> Passage shown:

^^^^^^^^

Alexander Williams (born 18 October 1967 in London) is an English film cartoonist and animator. He is the son of animator Richard Williams. He has worked on many animated films, and is the author of the Queen's Counsel cartoon strip in The Times, for which he was awarded the Cartoon Art Trust Award for Strip Cartooning in October 2017.

Early life
Williams was born in London in 1967, the son of Canadian animator Richard Williams. He played the voice of Tiny Tim in his father's 1971 television adaptation of A Christmas Carol. He was educated at Westminster School, Camberwell School of Arts and Crafts, and Merton College, Oxford.

Career
In 1987 Williams was 20 years old and in his first year of studies at the University of Oxford when he started work as an in-betweener on Who Framed Roger Rabbit, working under animator Simon Wells and later as an assistant animator to Marc Gordon-Bates. Williams initially worked unpaid as an intern, and was later invited by producer Patsy de Lord to work on the film full-time. The university agreed to his taking a suspension of studies for a year. The following year, in 1988, he joined the Disney-MGM Studio in Orlando, Florida, working on the short film RollerCoaster Rabbit.

^^^^^^^^

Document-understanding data
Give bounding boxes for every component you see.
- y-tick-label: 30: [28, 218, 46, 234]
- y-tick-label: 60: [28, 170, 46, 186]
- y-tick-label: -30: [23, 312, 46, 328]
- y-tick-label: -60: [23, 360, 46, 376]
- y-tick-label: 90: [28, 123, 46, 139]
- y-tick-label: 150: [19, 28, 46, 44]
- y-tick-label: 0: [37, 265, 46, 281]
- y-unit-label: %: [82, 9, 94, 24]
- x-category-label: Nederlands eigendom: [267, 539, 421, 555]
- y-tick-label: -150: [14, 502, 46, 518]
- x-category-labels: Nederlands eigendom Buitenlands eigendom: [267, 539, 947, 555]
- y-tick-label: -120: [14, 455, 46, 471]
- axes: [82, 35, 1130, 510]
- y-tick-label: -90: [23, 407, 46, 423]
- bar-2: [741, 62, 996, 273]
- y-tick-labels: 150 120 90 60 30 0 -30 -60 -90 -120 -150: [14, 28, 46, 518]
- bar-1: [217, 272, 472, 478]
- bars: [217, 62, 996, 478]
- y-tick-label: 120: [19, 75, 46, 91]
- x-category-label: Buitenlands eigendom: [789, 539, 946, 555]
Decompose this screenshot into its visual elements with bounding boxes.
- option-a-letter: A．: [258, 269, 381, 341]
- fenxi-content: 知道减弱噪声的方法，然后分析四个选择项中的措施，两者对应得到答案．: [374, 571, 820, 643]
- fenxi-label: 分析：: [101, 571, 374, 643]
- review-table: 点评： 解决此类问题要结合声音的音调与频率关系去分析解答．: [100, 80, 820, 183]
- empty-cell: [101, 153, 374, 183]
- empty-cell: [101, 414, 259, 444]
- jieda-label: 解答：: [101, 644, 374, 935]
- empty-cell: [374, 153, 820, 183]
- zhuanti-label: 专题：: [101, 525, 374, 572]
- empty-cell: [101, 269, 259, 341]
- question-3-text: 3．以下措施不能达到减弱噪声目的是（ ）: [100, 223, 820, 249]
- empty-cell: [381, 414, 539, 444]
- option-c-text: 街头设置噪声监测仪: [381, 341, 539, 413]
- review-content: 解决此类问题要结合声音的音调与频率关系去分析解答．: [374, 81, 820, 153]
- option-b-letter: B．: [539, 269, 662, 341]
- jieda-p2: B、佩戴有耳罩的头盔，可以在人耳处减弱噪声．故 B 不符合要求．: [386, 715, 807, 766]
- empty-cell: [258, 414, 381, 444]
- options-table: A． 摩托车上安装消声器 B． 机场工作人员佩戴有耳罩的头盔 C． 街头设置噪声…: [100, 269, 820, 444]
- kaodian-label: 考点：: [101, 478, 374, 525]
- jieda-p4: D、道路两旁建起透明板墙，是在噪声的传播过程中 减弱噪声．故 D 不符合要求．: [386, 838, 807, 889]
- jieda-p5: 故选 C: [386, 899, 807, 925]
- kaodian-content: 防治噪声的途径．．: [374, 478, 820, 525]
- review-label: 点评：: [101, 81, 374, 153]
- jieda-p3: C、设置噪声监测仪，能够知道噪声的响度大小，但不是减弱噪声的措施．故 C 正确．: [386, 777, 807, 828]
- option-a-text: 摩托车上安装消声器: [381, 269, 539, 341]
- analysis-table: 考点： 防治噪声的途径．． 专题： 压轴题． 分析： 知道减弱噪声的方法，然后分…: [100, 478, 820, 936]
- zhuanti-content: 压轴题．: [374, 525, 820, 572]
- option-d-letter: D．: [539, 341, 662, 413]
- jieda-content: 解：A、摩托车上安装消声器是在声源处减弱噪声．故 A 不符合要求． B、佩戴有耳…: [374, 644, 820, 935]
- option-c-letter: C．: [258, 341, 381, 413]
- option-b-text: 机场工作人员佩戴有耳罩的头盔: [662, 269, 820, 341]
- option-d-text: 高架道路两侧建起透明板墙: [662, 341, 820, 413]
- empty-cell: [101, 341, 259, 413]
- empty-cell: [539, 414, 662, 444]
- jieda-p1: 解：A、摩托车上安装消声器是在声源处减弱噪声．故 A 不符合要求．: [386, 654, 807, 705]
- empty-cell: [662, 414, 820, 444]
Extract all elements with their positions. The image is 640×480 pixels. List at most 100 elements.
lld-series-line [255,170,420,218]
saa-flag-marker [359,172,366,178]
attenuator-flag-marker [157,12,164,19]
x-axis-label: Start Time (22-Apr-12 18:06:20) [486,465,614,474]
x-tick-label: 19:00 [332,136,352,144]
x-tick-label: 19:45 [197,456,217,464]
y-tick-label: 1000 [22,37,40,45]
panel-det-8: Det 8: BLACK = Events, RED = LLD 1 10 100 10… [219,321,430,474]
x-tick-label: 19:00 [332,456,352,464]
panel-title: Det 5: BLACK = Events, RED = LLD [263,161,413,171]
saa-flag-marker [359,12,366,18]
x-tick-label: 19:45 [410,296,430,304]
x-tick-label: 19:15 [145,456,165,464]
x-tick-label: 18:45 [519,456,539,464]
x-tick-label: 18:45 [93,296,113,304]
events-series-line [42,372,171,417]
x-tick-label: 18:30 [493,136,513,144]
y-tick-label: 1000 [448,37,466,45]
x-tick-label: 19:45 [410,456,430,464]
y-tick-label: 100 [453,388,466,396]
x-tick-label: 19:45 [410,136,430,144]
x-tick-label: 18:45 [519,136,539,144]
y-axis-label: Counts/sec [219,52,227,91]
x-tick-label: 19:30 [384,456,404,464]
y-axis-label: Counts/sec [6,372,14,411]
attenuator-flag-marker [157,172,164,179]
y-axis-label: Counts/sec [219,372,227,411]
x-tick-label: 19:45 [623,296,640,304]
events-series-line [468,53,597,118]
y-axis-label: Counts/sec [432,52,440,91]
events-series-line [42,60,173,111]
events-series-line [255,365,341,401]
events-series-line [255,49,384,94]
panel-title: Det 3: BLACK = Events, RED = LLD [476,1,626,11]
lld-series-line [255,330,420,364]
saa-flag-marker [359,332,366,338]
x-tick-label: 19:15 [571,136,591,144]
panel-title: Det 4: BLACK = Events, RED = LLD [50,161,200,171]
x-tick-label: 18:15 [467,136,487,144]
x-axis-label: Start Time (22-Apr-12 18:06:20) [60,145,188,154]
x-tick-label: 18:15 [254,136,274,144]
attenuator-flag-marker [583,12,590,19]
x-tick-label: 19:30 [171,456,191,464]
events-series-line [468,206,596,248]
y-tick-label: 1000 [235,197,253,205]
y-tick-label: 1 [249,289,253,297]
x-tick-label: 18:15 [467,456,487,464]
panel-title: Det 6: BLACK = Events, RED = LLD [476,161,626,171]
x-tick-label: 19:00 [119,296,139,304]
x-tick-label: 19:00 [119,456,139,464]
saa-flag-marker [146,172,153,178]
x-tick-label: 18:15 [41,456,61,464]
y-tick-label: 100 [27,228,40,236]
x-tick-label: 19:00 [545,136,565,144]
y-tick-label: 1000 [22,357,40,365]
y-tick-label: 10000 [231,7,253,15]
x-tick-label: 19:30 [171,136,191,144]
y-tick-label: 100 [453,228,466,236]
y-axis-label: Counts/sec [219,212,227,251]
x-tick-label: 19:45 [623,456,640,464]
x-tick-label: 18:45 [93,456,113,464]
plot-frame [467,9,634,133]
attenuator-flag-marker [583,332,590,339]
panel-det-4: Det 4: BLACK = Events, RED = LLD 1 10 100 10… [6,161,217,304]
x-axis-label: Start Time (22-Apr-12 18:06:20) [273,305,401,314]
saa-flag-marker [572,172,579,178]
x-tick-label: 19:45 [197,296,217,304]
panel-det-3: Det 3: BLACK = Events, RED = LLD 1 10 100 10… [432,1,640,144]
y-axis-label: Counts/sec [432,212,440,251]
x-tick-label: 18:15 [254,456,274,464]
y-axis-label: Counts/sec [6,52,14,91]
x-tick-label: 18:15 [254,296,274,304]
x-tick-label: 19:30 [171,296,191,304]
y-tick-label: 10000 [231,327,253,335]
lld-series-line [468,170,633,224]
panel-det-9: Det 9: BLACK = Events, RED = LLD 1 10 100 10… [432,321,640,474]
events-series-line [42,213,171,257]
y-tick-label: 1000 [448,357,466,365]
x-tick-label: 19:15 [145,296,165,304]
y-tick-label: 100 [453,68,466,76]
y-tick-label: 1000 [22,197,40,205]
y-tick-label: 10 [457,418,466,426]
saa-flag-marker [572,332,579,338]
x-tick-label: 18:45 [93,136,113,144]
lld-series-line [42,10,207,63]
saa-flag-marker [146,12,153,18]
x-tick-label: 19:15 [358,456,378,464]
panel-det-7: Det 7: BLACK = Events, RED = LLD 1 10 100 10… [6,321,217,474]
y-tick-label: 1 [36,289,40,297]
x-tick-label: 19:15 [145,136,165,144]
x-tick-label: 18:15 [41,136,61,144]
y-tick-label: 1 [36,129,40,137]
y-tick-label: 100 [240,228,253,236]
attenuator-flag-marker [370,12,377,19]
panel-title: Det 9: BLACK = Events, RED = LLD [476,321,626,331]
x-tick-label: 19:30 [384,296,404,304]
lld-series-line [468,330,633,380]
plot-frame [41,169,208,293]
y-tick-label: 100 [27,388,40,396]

^^^^^^^^

> Brief:
Could you return the part of the Alexander Williams profile from "Alexander Williams (born" to "in October 2017.", copied word for word? You won't need any of the document-understanding data.

> Result of the exercise:
Alexander Williams (born 18 October 1967 in London) is an English film cartoonist and animator. He is the son of animator Richard Williams. He has worked on many animated films, and is the author of the Queen's Counsel cartoon strip in The Times, for which he was awarded the Cartoon Art Trust Award for Strip Cartooning in October 2017.